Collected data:
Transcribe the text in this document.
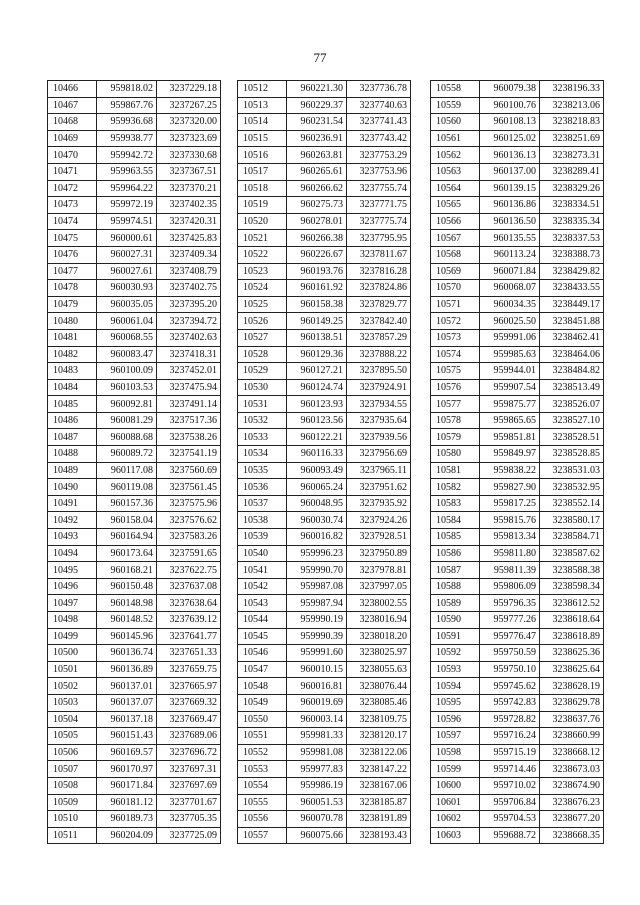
77
10466	959818.02	3237229.18
10467	959867.76	3237267.25
10468	959936.68	3237320.00
10469	959938.77	3237323.69
10470	959942.72	3237330.68
10471	959963.55	3237367.51
10472	959964.22	3237370.21
10473	959972.19	3237402.35
10474	959974.51	3237420.31
10475	960000.61	3237425.83
10476	960027.31	3237409.34
10477	960027.61	3237408.79
10478	960030.93	3237402.75
10479	960035.05	3237395.20
10480	960061.04	3237394.72
10481	960068.55	3237402.63
10482	960083.47	3237418.31
10483	960100.09	3237452.01
10484	960103.53	3237475.94
10485	960092.81	3237491.14
10486	960081.29	3237517.36
10487	960088.68	3237538.26
10488	960089.72	3237541.19
10489	960117.08	3237560.69
10490	960119.08	3237561.45
10491	960157.36	3237575.96
10492	960158.04	3237576.62
10493	960164.94	3237583.26
10494	960173.64	3237591.65
10495	960168.21	3237622.75
10496	960150.48	3237637.08
10497	960148.98	3237638.64
10498	960148.52	3237639.12
10499	960145.96	3237641.77
10500	960136.74	3237651.33
10501	960136.89	3237659.75
10502	960137.01	3237665.97
10503	960137.07	3237669.32
10504	960137.18	3237669.47
10505	960151.43	3237689.06
10506	960169.57	3237696.72
10507	960170.97	3237697.31
10508	960171.84	3237697.69
10509	960181.12	3237701.67
10510	960189.73	3237705.35
10511	960204.09	3237725.09
10512	960221.30	3237736.78
10513	960229.37	3237740.63
10514	960231.54	3237741.43
10515	960236.91	3237743.42
10516	960263.81	3237753.29
10517	960265.61	3237753.96
10518	960266.62	3237755.74
10519	960275.73	3237771.75
10520	960278.01	3237775.74
10521	960266.38	3237795.95
10522	960226.67	3237811.67
10523	960193.76	3237816.28
10524	960161.92	3237824.86
10525	960158.38	3237829.77
10526	960149.25	3237842.40
10527	960138.51	3237857.29
10528	960129.36	3237888.22
10529	960127.21	3237895.50
10530	960124.74	3237924.91
10531	960123.93	3237934.55
10532	960123.56	3237935.64
10533	960122.21	3237939.56
10534	960116.33	3237956.69
10535	960093.49	3237965.11
10536	960065.24	3237951.62
10537	960048.95	3237935.92
10538	960030.74	3237924.26
10539	960016.82	3237928.51
10540	959996.23	3237950.89
10541	959990.70	3237978.81
10542	959987.08	3237997.05
10543	959987.94	3238002.55
10544	959990.19	3238016.94
10545	959990.39	3238018.20
10546	959991.60	3238025.97
10547	960010.15	3238055.63
10548	960016.81	3238076.44
10549	960019.69	3238085.46
10550	960003.14	3238109.75
10551	959981.33	3238120.17
10552	959981.08	3238122.06
10553	959977.83	3238147.22
10554	959986.19	3238167.06
10555	960051.53	3238185.87
10556	960070.78	3238191.89
10557	960075.66	3238193.43
10558	960079.38	3238196.33
10559	960100.76	3238213.06
10560	960108.13	3238218.83
10561	960125.02	3238251.69
10562	960136.13	3238273.31
10563	960137.00	3238289.41
10564	960139.15	3238329.26
10565	960136.86	3238334.51
10566	960136.50	3238335.34
10567	960135.55	3238337.53
10568	960113.24	3238388.73
10569	960071.84	3238429.82
10570	960068.07	3238433.55
10571	960034.35	3238449.17
10572	960025.50	3238451.88
10573	959991.06	3238462.41
10574	959985.63	3238464.06
10575	959944.01	3238484.82
10576	959907.54	3238513.49
10577	959875.77	3238526.07
10578	959865.65	3238527.10
10579	959851.81	3238528.51
10580	959849.97	3238528.85
10581	959838.22	3238531.03
10582	959827.90	3238532.95
10583	959817.25	3238552.14
10584	959815.76	3238580.17
10585	959813.34	3238584.71
10586	959811.80	3238587.62
10587	959811.39	3238588.38
10588	959806.09	3238598.34
10589	959796.35	3238612.52
10590	959777.26	3238618.64
10591	959776.47	3238618.89
10592	959750.59	3238625.36
10593	959750.10	3238625.64
10594	959745.62	3238628.19
10595	959742.83	3238629.78
10596	959728.82	3238637.76
10597	959716.24	3238660.99
10598	959715.19	3238668.12
10599	959714.46	3238673.03
10600	959710.02	3238674.90
10601	959706.84	3238676.23
10602	959704.53	3238677.20
10603	959688.72	3238668.35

→ To be done: Return the material word for word. Pictures are not part of the copy.

→ Right answer:
Transcribe the text in this document.
77
10466	959818.02	3237229.18
10467	959867.76	3237267.25
10468	959936.68	3237320.00
10469	959938.77	3237323.69
10470	959942.72	3237330.68
10471	959963.55	3237367.51
10472	959964.22	3237370.21
10473	959972.19	3237402.35
10474	959974.51	3237420.31
10475	960000.61	3237425.83
10476	960027.31	3237409.34
10477	960027.61	3237408.79
10478	960030.93	3237402.75
10479	960035.05	3237395.20
10480	960061.04	3237394.72
10481	960068.55	3237402.63
10482	960083.47	3237418.31
10483	960100.09	3237452.01
10484	960103.53	3237475.94
10485	960092.81	3237491.14
10486	960081.29	3237517.36
10487	960088.68	3237538.26
10488	960089.72	3237541.19
10489	960117.08	3237560.69
10490	960119.08	3237561.45
10491	960157.36	3237575.96
10492	960158.04	3237576.62
10493	960164.94	3237583.26
10494	960173.64	3237591.65
10495	960168.21	3237622.75
10496	960150.48	3237637.08
10497	960148.98	3237638.64
10498	960148.52	3237639.12
10499	960145.96	3237641.77
10500	960136.74	3237651.33
10501	960136.89	3237659.75
10502	960137.01	3237665.97
10503	960137.07	3237669.32
10504	960137.18	3237669.47
10505	960151.43	3237689.06
10506	960169.57	3237696.72
10507	960170.97	3237697.31
10508	960171.84	3237697.69
10509	960181.12	3237701.67
10510	960189.73	3237705.35
10511	960204.09	3237725.09
10512	960221.30	3237736.78
10513	960229.37	3237740.63
10514	960231.54	3237741.43
10515	960236.91	3237743.42
10516	960263.81	3237753.29
10517	960265.61	3237753.96
10518	960266.62	3237755.74
10519	960275.73	3237771.75
10520	960278.01	3237775.74
10521	960266.38	3237795.95
10522	960226.67	3237811.67
10523	960193.76	3237816.28
10524	960161.92	3237824.86
10525	960158.38	3237829.77
10526	960149.25	3237842.40
10527	960138.51	3237857.29
10528	960129.36	3237888.22
10529	960127.21	3237895.50
10530	960124.74	3237924.91
10531	960123.93	3237934.55
10532	960123.56	3237935.64
10533	960122.21	3237939.56
10534	960116.33	3237956.69
10535	960093.49	3237965.11
10536	960065.24	3237951.62
10537	960048.95	3237935.92
10538	960030.74	3237924.26
10539	960016.82	3237928.51
10540	959996.23	3237950.89
10541	959990.70	3237978.81
10542	959987.08	3237997.05
10543	959987.94	3238002.55
10544	959990.19	3238016.94
10545	959990.39	3238018.20
10546	959991.60	3238025.97
10547	960010.15	3238055.63
10548	960016.81	3238076.44
10549	960019.69	3238085.46
10550	960003.14	3238109.75
10551	959981.33	3238120.17
10552	959981.08	3238122.06
10553	959977.83	3238147.22
10554	959986.19	3238167.06
10555	960051.53	3238185.87
10556	960070.78	3238191.89
10557	960075.66	3238193.43
10558	960079.38	3238196.33
10559	960100.76	3238213.06
10560	960108.13	3238218.83
10561	960125.02	3238251.69
10562	960136.13	3238273.31
10563	960137.00	3238289.41
10564	960139.15	3238329.26
10565	960136.86	3238334.51
10566	960136.50	3238335.34
10567	960135.55	3238337.53
10568	960113.24	3238388.73
10569	960071.84	3238429.82
10570	960068.07	3238433.55
10571	960034.35	3238449.17
10572	960025.50	3238451.88
10573	959991.06	3238462.41
10574	959985.63	3238464.06
10575	959944.01	3238484.82
10576	959907.54	3238513.49
10577	959875.77	3238526.07
10578	959865.65	3238527.10
10579	959851.81	3238528.51
10580	959849.97	3238528.85
10581	959838.22	3238531.03
10582	959827.90	3238532.95
10583	959817.25	3238552.14
10584	959815.76	3238580.17
10585	959813.34	3238584.71
10586	959811.80	3238587.62
10587	959811.39	3238588.38
10588	959806.09	3238598.34
10589	959796.35	3238612.52
10590	959777.26	3238618.64
10591	959776.47	3238618.89
10592	959750.59	3238625.36
10593	959750.10	3238625.64
10594	959745.62	3238628.19
10595	959742.83	3238629.78
10596	959728.82	3238637.76
10597	959716.24	3238660.99
10598	959715.19	3238668.12
10599	959714.46	3238673.03
10600	959710.02	3238674.90
10601	959706.84	3238676.23
10602	959704.53	3238677.20
10603	959688.72	3238668.35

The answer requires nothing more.